>>

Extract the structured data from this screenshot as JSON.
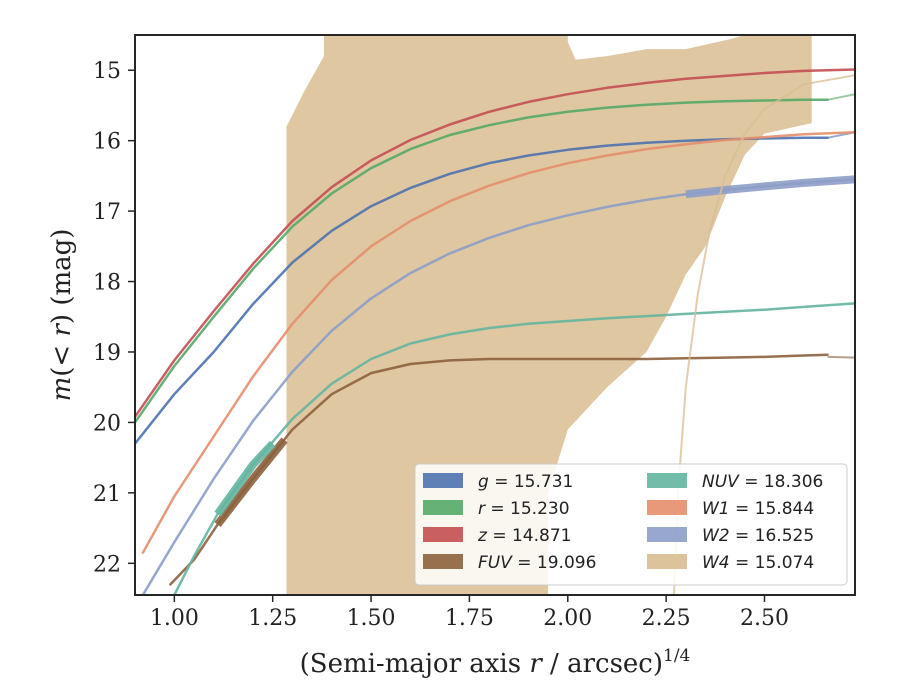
{
  "chart_data": {
    "type": "line",
    "xlabel": "(Semi-major axis r / arcsec)^1/4",
    "xlabel_base": "(Semi-major axis ",
    "xlabel_var": "r",
    "xlabel_unit": " / arcsec)",
    "xlabel_exp": "1/4",
    "ylabel": "m(< r) (mag)",
    "ylabel_var": "m",
    "ylabel_mid": "(< ",
    "ylabel_var2": "r",
    "ylabel_end": ") (mag)",
    "xlim": [
      0.9,
      2.73
    ],
    "ylim": [
      22.45,
      14.5
    ],
    "y_inverted": true,
    "grid": false,
    "legend_placement": "lower-right",
    "x_ticks": [
      "1.00",
      "1.25",
      "1.50",
      "1.75",
      "2.00",
      "2.25",
      "2.50"
    ],
    "x_tick_values": [
      1.0,
      1.25,
      1.5,
      1.75,
      2.0,
      2.25,
      2.5
    ],
    "y_ticks": [
      "15",
      "16",
      "17",
      "18",
      "19",
      "20",
      "21",
      "22"
    ],
    "y_tick_values": [
      15,
      16,
      17,
      18,
      19,
      20,
      21,
      22
    ],
    "series": [
      {
        "name": "g",
        "band": "g",
        "legend": "= 15.731",
        "color": "#4c72b0",
        "x": [
          0.9,
          1.0,
          1.1,
          1.2,
          1.3,
          1.4,
          1.5,
          1.6,
          1.7,
          1.8,
          1.9,
          2.0,
          2.1,
          2.2,
          2.3,
          2.4,
          2.5,
          2.6,
          2.66
        ],
        "y": [
          20.3,
          19.6,
          19.0,
          18.32,
          17.73,
          17.28,
          16.93,
          16.67,
          16.47,
          16.32,
          16.21,
          16.13,
          16.07,
          16.03,
          16.0,
          15.98,
          15.97,
          15.96,
          15.96
        ],
        "faint_x": [
          2.66,
          2.73
        ],
        "faint_y": [
          15.96,
          15.88
        ]
      },
      {
        "name": "r",
        "band": "r",
        "legend": "= 15.230",
        "color": "#55a868",
        "x": [
          0.9,
          1.0,
          1.1,
          1.2,
          1.3,
          1.4,
          1.5,
          1.6,
          1.7,
          1.8,
          1.9,
          2.0,
          2.1,
          2.2,
          2.3,
          2.4,
          2.5,
          2.6,
          2.66
        ],
        "y": [
          20.0,
          19.2,
          18.5,
          17.82,
          17.22,
          16.75,
          16.39,
          16.12,
          15.92,
          15.78,
          15.67,
          15.59,
          15.53,
          15.49,
          15.46,
          15.44,
          15.43,
          15.42,
          15.42
        ],
        "faint_x": [
          2.66,
          2.73
        ],
        "faint_y": [
          15.42,
          15.34
        ]
      },
      {
        "name": "z",
        "band": "z",
        "legend": "= 14.871",
        "color": "#c44e52",
        "x": [
          0.9,
          1.0,
          1.1,
          1.2,
          1.3,
          1.4,
          1.5,
          1.6,
          1.7,
          1.8,
          1.9,
          2.0,
          2.1,
          2.2,
          2.3,
          2.4,
          2.5,
          2.6,
          2.73
        ],
        "y": [
          19.92,
          19.12,
          18.42,
          17.75,
          17.14,
          16.66,
          16.28,
          15.99,
          15.77,
          15.59,
          15.45,
          15.34,
          15.25,
          15.18,
          15.12,
          15.08,
          15.04,
          15.01,
          14.99
        ]
      },
      {
        "name": "FUV",
        "band": "FUV",
        "legend": "= 19.096",
        "color": "#8c613c",
        "x": [
          0.99,
          1.05,
          1.11,
          1.2,
          1.3,
          1.4,
          1.5,
          1.6,
          1.7,
          1.8,
          1.9,
          2.0,
          2.1,
          2.2,
          2.3,
          2.4,
          2.5,
          2.6,
          2.66
        ],
        "y": [
          22.3,
          21.95,
          21.45,
          20.8,
          20.1,
          19.6,
          19.3,
          19.17,
          19.12,
          19.1,
          19.1,
          19.1,
          19.1,
          19.1,
          19.09,
          19.08,
          19.07,
          19.05,
          19.04
        ],
        "thick_x": [
          1.11,
          1.2,
          1.28
        ],
        "thick_y": [
          21.45,
          20.8,
          20.25
        ],
        "faint_x": [
          2.66,
          2.73
        ],
        "faint_y": [
          19.07,
          19.08
        ]
      },
      {
        "name": "NUV",
        "band": "NUV",
        "legend": "= 18.306",
        "color": "#64b5a0",
        "x": [
          1.0,
          1.05,
          1.11,
          1.2,
          1.3,
          1.4,
          1.5,
          1.6,
          1.7,
          1.8,
          1.9,
          2.0,
          2.1,
          2.2,
          2.3,
          2.4,
          2.5,
          2.6,
          2.73
        ],
        "y": [
          22.45,
          21.9,
          21.3,
          20.6,
          19.95,
          19.45,
          19.1,
          18.88,
          18.75,
          18.66,
          18.6,
          18.56,
          18.52,
          18.49,
          18.46,
          18.43,
          18.4,
          18.36,
          18.31
        ],
        "thick_x": [
          1.11,
          1.2,
          1.25
        ],
        "thick_y": [
          21.3,
          20.6,
          20.3
        ]
      },
      {
        "name": "W1",
        "band": "W1",
        "legend": "= 15.844",
        "color": "#e58e6b",
        "x": [
          0.92,
          1.0,
          1.1,
          1.2,
          1.3,
          1.4,
          1.5,
          1.6,
          1.7,
          1.8,
          1.9,
          2.0,
          2.1,
          2.2,
          2.3,
          2.4,
          2.5,
          2.6,
          2.73
        ],
        "y": [
          21.85,
          21.05,
          20.2,
          19.35,
          18.6,
          17.98,
          17.5,
          17.14,
          16.86,
          16.64,
          16.46,
          16.32,
          16.21,
          16.12,
          16.05,
          15.99,
          15.95,
          15.91,
          15.88
        ]
      },
      {
        "name": "W2",
        "band": "W2",
        "legend": "= 16.525",
        "color": "#8c9dc8",
        "x": [
          0.92,
          1.0,
          1.1,
          1.2,
          1.3,
          1.4,
          1.5,
          1.6,
          1.7,
          1.8,
          1.9,
          2.0,
          2.1,
          2.2,
          2.3,
          2.4,
          2.5,
          2.6,
          2.73
        ],
        "y": [
          22.45,
          21.7,
          20.8,
          19.98,
          19.28,
          18.7,
          18.24,
          17.88,
          17.6,
          17.38,
          17.2,
          17.06,
          16.94,
          16.84,
          16.76,
          16.7,
          16.65,
          16.6,
          16.55
        ],
        "thick_x": [
          2.3,
          2.4,
          2.5,
          2.6,
          2.73
        ],
        "thick_y": [
          16.76,
          16.7,
          16.65,
          16.6,
          16.55
        ]
      },
      {
        "name": "W4",
        "band": "W4",
        "legend": "= 15.074",
        "color": "#d8bd91",
        "x": [
          2.27,
          2.28,
          2.3,
          2.33,
          2.36,
          2.4,
          2.45,
          2.5,
          2.6,
          2.73
        ],
        "y": [
          22.45,
          21.0,
          19.5,
          18.2,
          17.3,
          16.5,
          15.9,
          15.55,
          15.2,
          15.07
        ],
        "band_upper_x": [
          1.285,
          1.285,
          1.33,
          1.38,
          1.38,
          2.0,
          2.0,
          2.02,
          2.1,
          2.2,
          2.3,
          2.42,
          2.45,
          2.62,
          2.62
        ],
        "band_upper_y": [
          22.45,
          15.8,
          15.3,
          14.8,
          14.5,
          14.5,
          14.6,
          14.85,
          14.8,
          14.7,
          14.7,
          14.55,
          14.5,
          14.5,
          15.75
        ],
        "band_lower_x": [
          2.62,
          2.5,
          2.45,
          2.4,
          2.35,
          2.3,
          2.25,
          2.2,
          2.1,
          2.0,
          1.95,
          1.95
        ],
        "band_lower_y": [
          15.75,
          15.9,
          16.2,
          16.8,
          17.5,
          17.9,
          18.5,
          19.0,
          19.5,
          20.1,
          21.0,
          22.45
        ]
      }
    ]
  }
}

<<

- Given task
Where a line of the entries contains the word "arcsec", copy that line.

- Correct response
    "xlabel": "(Semi-major axis r / arcsec)^1/4",
    "xlabel_unit": " / arcsec)",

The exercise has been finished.